** Your goal **
Could you write out the records below exactly as they appear?

Stored data:
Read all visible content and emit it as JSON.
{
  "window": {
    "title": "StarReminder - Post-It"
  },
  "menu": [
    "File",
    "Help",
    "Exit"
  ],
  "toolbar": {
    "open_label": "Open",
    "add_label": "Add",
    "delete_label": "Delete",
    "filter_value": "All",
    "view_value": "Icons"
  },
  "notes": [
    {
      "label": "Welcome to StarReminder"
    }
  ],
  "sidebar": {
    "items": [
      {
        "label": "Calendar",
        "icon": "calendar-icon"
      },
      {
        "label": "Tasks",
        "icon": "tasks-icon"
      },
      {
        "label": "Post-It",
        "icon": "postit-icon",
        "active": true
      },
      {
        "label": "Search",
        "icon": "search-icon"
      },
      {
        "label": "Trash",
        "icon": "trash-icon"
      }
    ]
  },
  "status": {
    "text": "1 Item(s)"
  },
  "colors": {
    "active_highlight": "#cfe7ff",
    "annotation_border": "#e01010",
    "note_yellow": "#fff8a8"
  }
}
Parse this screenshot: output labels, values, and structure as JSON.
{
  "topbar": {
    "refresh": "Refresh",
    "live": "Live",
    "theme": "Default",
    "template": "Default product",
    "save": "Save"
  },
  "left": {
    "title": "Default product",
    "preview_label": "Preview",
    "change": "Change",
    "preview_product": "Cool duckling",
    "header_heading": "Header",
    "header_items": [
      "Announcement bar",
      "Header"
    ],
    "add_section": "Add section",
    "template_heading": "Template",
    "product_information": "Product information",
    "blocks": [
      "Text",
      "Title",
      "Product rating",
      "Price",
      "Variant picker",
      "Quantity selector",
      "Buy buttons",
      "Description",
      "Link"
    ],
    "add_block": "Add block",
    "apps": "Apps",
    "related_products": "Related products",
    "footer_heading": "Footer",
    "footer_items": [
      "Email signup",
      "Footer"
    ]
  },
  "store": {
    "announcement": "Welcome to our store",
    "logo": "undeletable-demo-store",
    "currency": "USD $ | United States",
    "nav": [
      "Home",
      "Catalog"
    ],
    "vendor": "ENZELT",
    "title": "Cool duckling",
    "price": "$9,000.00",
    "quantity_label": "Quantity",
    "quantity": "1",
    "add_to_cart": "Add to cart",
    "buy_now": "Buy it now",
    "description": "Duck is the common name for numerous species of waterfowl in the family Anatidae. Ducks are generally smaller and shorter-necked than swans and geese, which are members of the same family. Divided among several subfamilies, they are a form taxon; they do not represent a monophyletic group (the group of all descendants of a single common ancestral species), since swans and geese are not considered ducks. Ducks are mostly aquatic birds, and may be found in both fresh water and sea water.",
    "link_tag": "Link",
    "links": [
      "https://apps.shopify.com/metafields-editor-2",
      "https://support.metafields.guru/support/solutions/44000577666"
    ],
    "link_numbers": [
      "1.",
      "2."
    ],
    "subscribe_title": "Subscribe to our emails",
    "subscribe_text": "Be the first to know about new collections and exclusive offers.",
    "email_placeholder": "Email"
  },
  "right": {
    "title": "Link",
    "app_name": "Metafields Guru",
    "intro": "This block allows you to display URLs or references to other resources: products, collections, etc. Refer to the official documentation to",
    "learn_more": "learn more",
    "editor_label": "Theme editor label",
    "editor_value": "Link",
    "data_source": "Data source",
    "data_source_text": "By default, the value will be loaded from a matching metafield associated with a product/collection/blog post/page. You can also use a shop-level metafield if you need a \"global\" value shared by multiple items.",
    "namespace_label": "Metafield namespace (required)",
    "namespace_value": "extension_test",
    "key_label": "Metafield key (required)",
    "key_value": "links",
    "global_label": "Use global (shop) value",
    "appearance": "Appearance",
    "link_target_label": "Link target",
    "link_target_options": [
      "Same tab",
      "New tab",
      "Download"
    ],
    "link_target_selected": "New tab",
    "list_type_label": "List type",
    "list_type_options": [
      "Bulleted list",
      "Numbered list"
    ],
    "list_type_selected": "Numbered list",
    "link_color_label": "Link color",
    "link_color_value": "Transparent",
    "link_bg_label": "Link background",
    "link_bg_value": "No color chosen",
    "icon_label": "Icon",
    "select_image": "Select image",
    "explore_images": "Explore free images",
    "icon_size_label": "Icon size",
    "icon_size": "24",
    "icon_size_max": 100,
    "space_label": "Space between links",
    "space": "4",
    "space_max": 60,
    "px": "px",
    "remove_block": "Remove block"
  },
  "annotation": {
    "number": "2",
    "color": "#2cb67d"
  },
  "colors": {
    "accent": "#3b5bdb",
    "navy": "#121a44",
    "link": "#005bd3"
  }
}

** Exercise result **
Read all visible content and emit it as JSON.
{
  "window": {
    "title": "StarReminder - Post-It"
  },
  "menu": [
    "File",
    "Help",
    "Exit"
  ],
  "toolbar": {
    "open_label": "Open",
    "add_label": "Add",
    "delete_label": "Delete",
    "filter_value": "All",
    "view_value": "Icons"
  },
  "notes": [
    {
      "label": "Welcome to StarReminder"
    }
  ],
  "sidebar": {
    "items": [
      {
        "label": "Calendar",
        "icon": "calendar-icon"
      },
      {
        "label": "Tasks",
        "icon": "tasks-icon"
      },
      {
        "label": "Post-It",
        "icon": "postit-icon",
        "active": true
      },
      {
        "label": "Search",
        "icon": "search-icon"
      },
      {
        "label": "Trash",
        "icon": "trash-icon"
      }
    ]
  },
  "status": {
    "text": "1 Item(s)"
  },
  "colors": {
    "active_highlight": "#cfe7ff",
    "annotation_border": "#e01010",
    "note_yellow": "#fff8a8"
  }
}
Parse this screenshot: output labels, values, and structure as JSON.
{
  "topbar": {
    "refresh": "Refresh",
    "live": "Live",
    "theme": "Default",
    "template": "Default product",
    "save": "Save"
  },
  "left": {
    "title": "Default product",
    "preview_label": "Preview",
    "change": "Change",
    "preview_product": "Cool duckling",
    "header_heading": "Header",
    "header_items": [
      "Announcement bar",
      "Header"
    ],
    "add_section": "Add section",
    "template_heading": "Template",
    "product_information": "Product information",
    "blocks": [
      "Text",
      "Title",
      "Product rating",
      "Price",
      "Variant picker",
      "Quantity selector",
      "Buy buttons",
      "Description",
      "Link"
    ],
    "add_block": "Add block",
    "apps": "Apps",
    "related_products": "Related products",
    "footer_heading": "Footer",
    "footer_items": [
      "Email signup",
      "Footer"
    ]
  },
  "store": {
    "announcement": "Welcome to our store",
    "logo": "undeletable-demo-store",
    "currency": "USD $ | United States",
    "nav": [
      "Home",
      "Catalog"
    ],
    "vendor": "ENZELT",
    "title": "Cool duckling",
    "price": "$9,000.00",
    "quantity_label": "Quantity",
    "quantity": "1",
    "add_to_cart": "Add to cart",
    "buy_now": "Buy it now",
    "description": "Duck is the common name for numerous species of waterfowl in the family Anatidae. Ducks are generally smaller and shorter-necked than swans and geese, which are members of the same family. Divided among several subfamilies, they are a form taxon; they do not represent a monophyletic group (the group of all descendants of a single common ancestral species), since swans and geese are not considered ducks. Ducks are mostly aquatic birds, and may be found in both fresh water and sea water.",
    "link_tag": "Link",
    "links": [
      "https://apps.shopify.com/metafields-editor-2",
      "https://support.metafields.guru/support/solutions/44000577666"
    ],
    "link_numbers": [
      "1.",
      "2."
    ],
    "subscribe_title": "Subscribe to our emails",
    "subscribe_text": "Be the first to know about new collections and exclusive offers.",
    "email_placeholder": "Email"
  },
  "right": {
    "title": "Link",
    "app_name": "Metafields Guru",
    "intro": "This block allows you to display URLs or references to other resources: products, collections, etc. Refer to the official documentation to",
    "learn_more": "learn more",
    "editor_label": "Theme editor label",
    "editor_value": "Link",
    "data_source": "Data source",
    "data_source_text": "By default, the value will be loaded from a matching metafield associated with a product/collection/blog post/page. You can also use a shop-level metafield if you need a \"global\" value shared by multiple items.",
    "namespace_label": "Metafield namespace (required)",
    "namespace_value": "extension_test",
    "key_label": "Metafield key (required)",
    "key_value": "links",
    "global_label": "Use global (shop) value",
    "appearance": "Appearance",
    "link_target_label": "Link target",
    "link_target_options": [
      "Same tab",
      "New tab",
      "Download"
    ],
    "link_target_selected": "New tab",
    "list_type_label": "List type",
    "list_type_options": [
      "Bulleted list",
      "Numbered list"
    ],
    "list_type_selected": "Numbered list",
    "link_color_label": "Link color",
    "link_color_value": "Transparent",
    "link_bg_label": "Link background",
    "link_bg_value": "No color chosen",
    "icon_label": "Icon",
    "select_image": "Select image",
    "explore_images": "Explore free images",
    "icon_size_label": "Icon size",
    "icon_size": "24",
    "icon_size_max": 100,
    "space_label": "Space between links",
    "space": "4",
    "space_max": 60,
    "px": "px",
    "remove_block": "Remove block"
  },
  "annotation": {
    "number": "2",
    "color": "#2cb67d"
  },
  "colors": {
    "accent": "#3b5bdb",
    "navy": "#121a44",
    "link": "#005bd3"
  }
}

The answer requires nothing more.